### [Data in this exercise]

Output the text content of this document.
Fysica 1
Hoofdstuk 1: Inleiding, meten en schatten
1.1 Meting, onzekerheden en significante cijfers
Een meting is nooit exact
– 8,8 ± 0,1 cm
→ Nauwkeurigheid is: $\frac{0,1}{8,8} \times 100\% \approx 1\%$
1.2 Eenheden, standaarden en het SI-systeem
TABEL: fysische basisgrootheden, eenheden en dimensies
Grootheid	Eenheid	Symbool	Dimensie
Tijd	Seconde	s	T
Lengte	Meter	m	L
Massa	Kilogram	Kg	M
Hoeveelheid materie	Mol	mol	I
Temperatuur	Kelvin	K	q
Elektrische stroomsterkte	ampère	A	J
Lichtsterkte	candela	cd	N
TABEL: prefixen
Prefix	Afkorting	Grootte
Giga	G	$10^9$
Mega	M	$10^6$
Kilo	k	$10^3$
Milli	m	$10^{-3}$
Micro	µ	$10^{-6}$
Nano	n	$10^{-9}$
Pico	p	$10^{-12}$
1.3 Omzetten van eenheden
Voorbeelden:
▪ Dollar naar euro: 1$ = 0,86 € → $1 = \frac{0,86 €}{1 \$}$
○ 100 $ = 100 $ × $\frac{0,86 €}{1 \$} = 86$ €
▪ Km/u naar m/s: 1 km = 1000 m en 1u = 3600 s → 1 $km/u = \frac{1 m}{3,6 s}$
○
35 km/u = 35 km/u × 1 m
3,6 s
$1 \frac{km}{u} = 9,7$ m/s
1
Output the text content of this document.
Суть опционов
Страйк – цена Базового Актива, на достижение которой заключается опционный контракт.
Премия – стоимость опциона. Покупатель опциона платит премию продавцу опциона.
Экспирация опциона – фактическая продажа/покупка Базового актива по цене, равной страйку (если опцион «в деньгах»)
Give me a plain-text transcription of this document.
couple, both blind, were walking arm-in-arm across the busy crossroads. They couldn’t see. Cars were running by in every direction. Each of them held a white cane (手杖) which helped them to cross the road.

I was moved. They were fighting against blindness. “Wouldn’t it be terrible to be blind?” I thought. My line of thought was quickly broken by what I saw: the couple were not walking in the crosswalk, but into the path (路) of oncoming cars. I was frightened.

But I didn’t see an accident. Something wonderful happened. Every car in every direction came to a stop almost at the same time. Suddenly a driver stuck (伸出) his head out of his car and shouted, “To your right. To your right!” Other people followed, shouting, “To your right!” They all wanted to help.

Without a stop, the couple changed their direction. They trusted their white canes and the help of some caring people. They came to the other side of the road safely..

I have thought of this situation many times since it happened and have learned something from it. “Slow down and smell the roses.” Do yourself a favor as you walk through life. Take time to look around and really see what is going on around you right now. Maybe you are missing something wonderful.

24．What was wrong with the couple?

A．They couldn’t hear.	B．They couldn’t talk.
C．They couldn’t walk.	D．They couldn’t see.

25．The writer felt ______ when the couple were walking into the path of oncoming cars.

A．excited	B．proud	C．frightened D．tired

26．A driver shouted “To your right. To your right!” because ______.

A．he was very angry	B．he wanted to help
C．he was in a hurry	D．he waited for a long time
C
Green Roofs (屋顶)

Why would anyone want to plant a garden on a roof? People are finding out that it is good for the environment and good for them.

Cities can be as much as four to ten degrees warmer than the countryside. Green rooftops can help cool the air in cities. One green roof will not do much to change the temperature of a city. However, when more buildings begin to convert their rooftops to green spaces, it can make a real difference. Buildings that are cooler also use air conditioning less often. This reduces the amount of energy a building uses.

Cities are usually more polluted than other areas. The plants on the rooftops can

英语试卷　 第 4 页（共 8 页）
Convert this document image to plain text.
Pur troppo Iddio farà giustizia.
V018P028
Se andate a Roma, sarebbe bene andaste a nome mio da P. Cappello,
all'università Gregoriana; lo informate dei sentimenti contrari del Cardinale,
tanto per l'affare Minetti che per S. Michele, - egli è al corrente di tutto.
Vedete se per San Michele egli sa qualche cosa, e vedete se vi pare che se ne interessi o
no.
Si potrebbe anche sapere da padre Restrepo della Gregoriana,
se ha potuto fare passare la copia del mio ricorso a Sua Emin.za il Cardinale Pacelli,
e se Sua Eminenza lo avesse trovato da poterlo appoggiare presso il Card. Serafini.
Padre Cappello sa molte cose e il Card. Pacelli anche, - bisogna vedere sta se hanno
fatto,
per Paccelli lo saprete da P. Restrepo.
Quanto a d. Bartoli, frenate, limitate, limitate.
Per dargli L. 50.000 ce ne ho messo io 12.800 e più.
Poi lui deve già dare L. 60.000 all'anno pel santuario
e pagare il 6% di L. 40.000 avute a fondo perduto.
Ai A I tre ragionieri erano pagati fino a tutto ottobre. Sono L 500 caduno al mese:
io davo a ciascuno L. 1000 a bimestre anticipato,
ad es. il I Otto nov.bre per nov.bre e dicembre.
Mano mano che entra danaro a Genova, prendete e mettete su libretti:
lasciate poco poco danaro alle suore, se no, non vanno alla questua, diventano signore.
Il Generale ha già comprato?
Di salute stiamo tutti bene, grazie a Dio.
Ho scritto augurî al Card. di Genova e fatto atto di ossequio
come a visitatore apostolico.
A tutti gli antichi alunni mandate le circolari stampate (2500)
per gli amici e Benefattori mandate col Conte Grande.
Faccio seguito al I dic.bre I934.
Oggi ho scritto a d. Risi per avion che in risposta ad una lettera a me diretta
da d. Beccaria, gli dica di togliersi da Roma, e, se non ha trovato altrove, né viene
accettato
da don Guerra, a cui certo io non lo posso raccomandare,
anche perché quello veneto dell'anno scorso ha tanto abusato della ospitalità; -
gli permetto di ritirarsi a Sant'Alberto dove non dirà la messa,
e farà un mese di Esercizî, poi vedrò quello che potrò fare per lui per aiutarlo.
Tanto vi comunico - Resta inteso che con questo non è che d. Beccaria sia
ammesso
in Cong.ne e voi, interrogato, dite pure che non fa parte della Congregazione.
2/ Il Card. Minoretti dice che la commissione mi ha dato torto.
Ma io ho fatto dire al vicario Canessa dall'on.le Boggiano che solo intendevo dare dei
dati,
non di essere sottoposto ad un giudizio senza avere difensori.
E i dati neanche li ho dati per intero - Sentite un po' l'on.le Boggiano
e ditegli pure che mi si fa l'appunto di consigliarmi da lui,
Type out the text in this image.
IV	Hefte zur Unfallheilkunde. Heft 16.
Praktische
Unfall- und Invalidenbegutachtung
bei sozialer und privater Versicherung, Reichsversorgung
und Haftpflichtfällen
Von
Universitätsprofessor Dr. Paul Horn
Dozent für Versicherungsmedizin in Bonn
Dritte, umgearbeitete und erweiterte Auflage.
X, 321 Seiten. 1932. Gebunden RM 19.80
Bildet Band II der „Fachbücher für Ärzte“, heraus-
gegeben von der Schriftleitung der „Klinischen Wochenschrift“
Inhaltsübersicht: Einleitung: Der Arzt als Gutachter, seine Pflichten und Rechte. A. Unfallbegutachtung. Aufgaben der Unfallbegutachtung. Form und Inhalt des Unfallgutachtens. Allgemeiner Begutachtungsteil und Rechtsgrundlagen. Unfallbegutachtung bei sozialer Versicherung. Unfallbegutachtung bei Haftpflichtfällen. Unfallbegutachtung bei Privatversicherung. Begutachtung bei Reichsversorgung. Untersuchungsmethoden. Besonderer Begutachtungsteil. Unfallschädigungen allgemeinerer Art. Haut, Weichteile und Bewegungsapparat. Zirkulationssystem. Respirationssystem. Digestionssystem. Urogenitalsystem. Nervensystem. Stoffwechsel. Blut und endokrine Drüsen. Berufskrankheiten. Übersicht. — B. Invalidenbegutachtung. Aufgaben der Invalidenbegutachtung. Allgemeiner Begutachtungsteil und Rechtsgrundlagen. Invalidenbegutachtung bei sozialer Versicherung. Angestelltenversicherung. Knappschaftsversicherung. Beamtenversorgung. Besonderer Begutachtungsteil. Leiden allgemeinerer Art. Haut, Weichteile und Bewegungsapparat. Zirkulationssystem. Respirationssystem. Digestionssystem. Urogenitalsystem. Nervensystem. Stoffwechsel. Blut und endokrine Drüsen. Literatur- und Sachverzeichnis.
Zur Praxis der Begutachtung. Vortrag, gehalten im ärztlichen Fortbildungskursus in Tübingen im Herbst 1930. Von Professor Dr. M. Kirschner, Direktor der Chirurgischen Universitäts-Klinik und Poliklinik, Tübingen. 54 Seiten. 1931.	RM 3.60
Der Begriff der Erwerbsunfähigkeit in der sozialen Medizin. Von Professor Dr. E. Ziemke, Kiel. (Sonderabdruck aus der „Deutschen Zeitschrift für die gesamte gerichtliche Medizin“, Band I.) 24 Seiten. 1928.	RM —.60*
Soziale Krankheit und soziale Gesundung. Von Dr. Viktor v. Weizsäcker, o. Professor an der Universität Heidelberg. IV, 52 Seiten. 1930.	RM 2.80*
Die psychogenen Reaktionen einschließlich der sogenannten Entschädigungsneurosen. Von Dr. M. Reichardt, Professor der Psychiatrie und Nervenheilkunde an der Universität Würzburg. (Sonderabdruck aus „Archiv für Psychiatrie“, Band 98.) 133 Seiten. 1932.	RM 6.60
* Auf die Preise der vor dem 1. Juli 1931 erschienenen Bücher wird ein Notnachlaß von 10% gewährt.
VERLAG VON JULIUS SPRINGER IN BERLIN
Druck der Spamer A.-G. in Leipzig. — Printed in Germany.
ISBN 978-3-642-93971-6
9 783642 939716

### [The exercise]
Look through the lines above and collect those with the word "TABEL".

### [Reply]
TABEL: fysische basisgrootheden, eenheden en dimensies
TABEL: prefixen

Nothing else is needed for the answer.